> **TASK OBJECTIVE**
Pull out every line below holding the word "heureusement".

>> START RECORDS PROVIDED

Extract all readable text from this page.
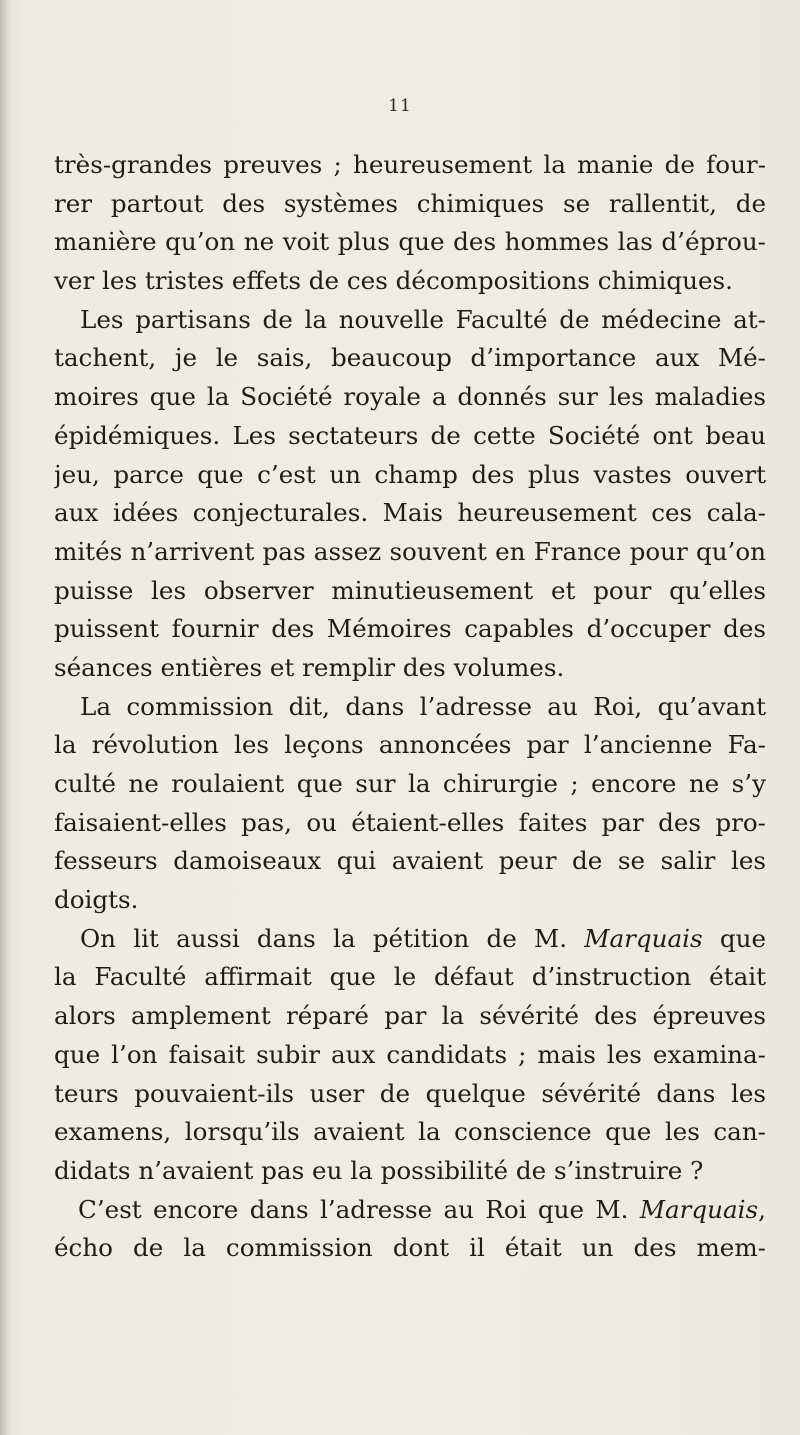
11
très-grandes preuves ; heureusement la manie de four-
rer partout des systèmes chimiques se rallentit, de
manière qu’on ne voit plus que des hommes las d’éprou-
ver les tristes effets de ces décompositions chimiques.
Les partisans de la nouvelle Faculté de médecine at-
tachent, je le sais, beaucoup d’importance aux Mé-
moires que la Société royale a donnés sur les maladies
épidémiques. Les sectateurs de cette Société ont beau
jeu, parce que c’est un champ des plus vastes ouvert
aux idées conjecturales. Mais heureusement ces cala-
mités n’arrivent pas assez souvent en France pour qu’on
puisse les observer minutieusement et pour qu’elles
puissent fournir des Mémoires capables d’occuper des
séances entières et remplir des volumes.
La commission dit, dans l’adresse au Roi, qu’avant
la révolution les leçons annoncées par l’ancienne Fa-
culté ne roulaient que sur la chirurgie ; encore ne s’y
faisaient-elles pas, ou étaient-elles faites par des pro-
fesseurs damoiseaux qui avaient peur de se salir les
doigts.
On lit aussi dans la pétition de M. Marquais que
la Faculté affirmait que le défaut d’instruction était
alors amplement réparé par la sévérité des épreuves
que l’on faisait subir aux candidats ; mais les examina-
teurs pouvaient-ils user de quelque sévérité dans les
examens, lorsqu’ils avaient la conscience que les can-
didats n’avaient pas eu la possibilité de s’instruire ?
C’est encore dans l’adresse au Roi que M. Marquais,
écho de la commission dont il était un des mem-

>> END RECORDS PROVIDED
>> START RECORDS PROVIDED

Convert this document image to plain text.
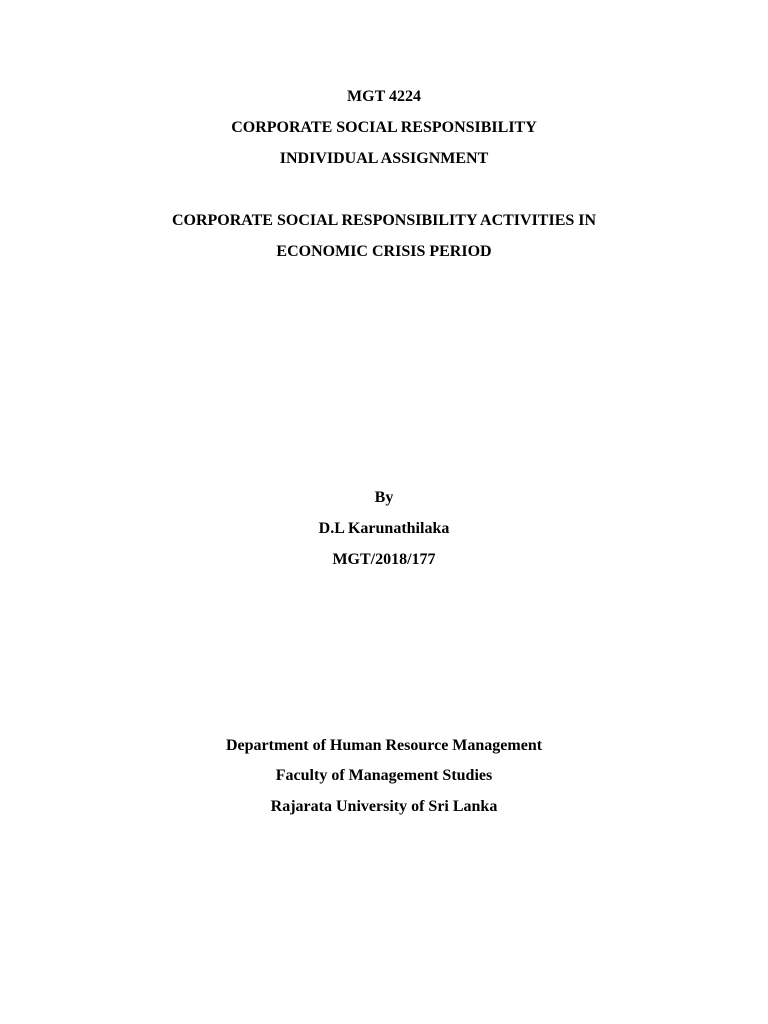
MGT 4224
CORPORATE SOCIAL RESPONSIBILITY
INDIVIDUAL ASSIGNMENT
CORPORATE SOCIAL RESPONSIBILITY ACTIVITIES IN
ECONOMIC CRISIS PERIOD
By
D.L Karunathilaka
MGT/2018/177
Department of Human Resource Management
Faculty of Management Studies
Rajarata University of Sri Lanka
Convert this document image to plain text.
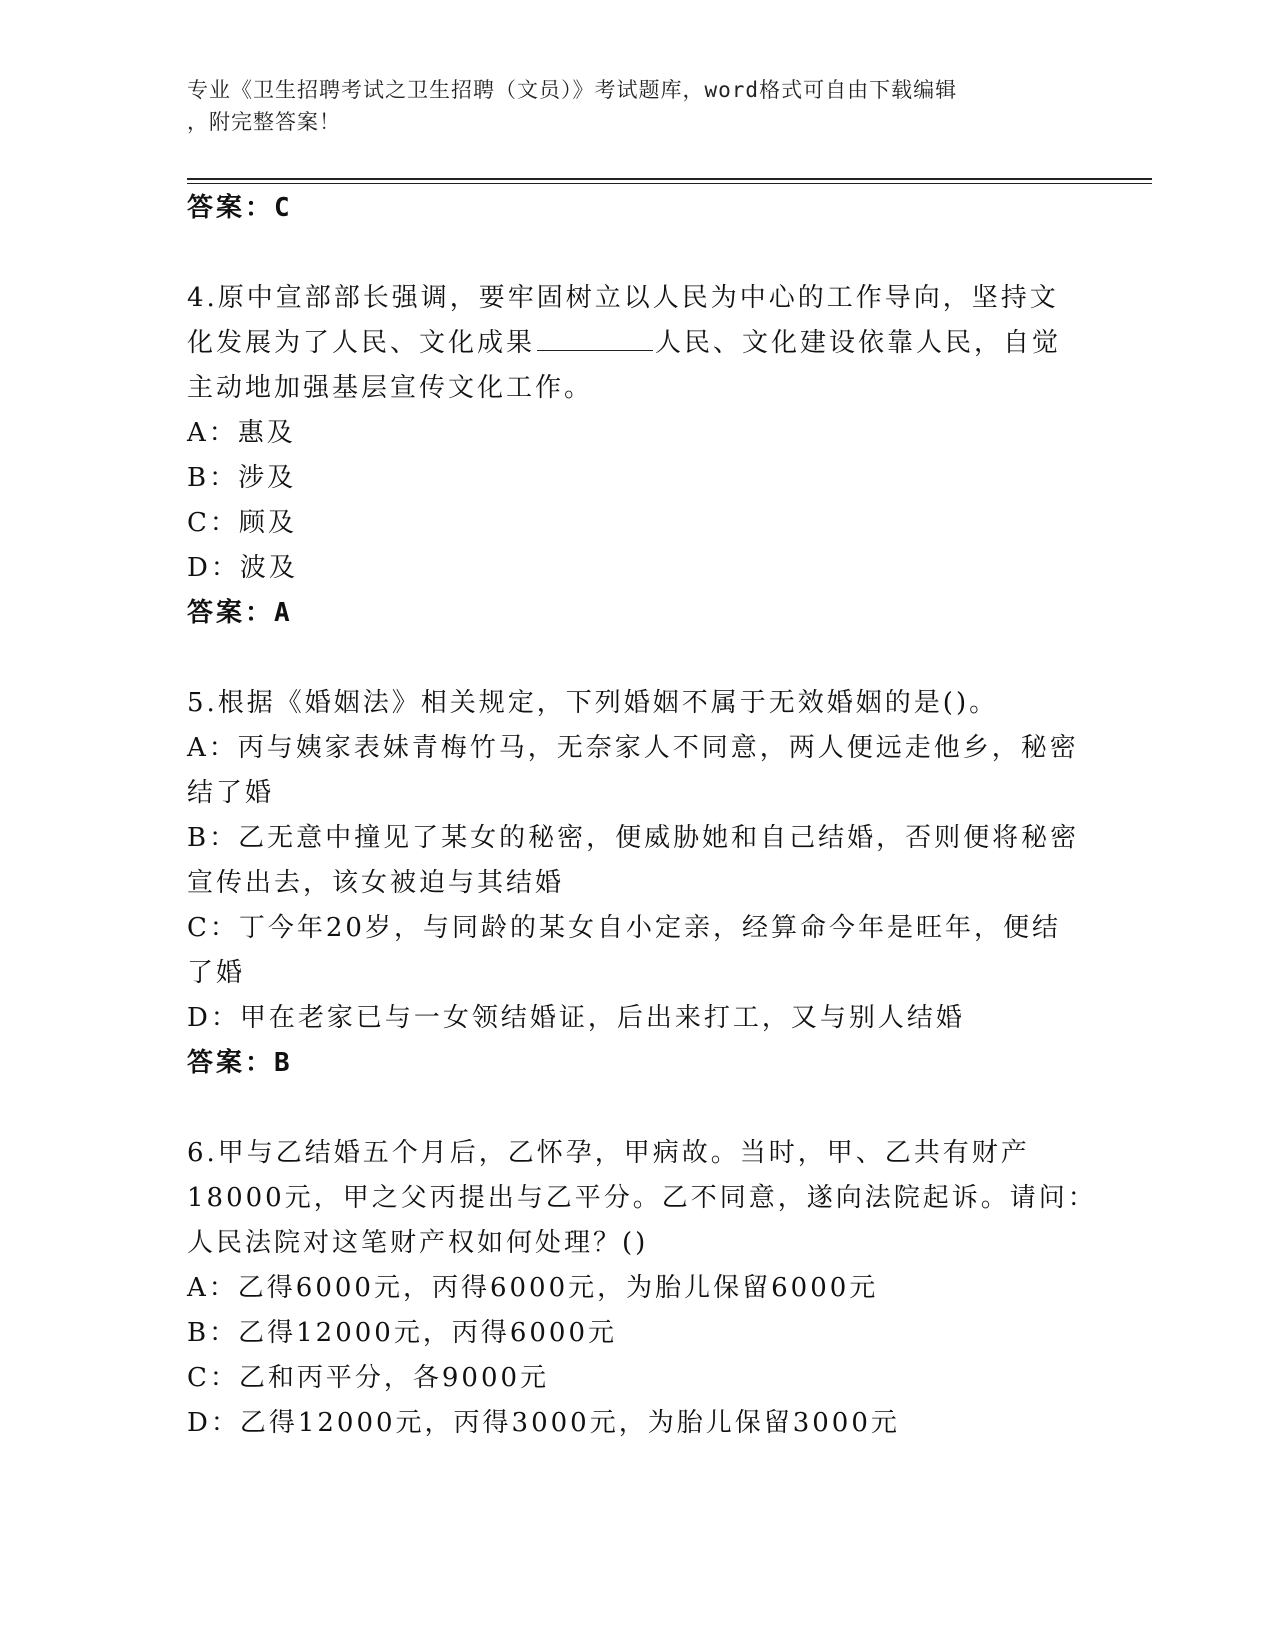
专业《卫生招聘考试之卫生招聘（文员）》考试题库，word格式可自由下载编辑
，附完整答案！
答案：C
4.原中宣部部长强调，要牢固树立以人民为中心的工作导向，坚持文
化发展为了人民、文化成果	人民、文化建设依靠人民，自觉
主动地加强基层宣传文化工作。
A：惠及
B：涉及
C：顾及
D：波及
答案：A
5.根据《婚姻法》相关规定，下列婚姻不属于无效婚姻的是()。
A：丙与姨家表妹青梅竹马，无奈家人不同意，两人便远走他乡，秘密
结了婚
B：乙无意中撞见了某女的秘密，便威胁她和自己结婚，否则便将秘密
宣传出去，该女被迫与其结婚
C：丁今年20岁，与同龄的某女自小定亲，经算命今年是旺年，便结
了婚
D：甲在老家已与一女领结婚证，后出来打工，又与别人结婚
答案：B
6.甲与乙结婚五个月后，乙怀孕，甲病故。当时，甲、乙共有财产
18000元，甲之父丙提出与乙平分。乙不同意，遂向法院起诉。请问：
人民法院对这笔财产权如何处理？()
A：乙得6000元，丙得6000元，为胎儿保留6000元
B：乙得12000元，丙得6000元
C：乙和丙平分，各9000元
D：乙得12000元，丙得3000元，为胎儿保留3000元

>> END RECORDS PROVIDED

> **SOLUTION TO THIS EXERCISE**
très-grandes preuves ; heureusement la manie de four-
aux idées conjecturales. Mais heureusement ces cala-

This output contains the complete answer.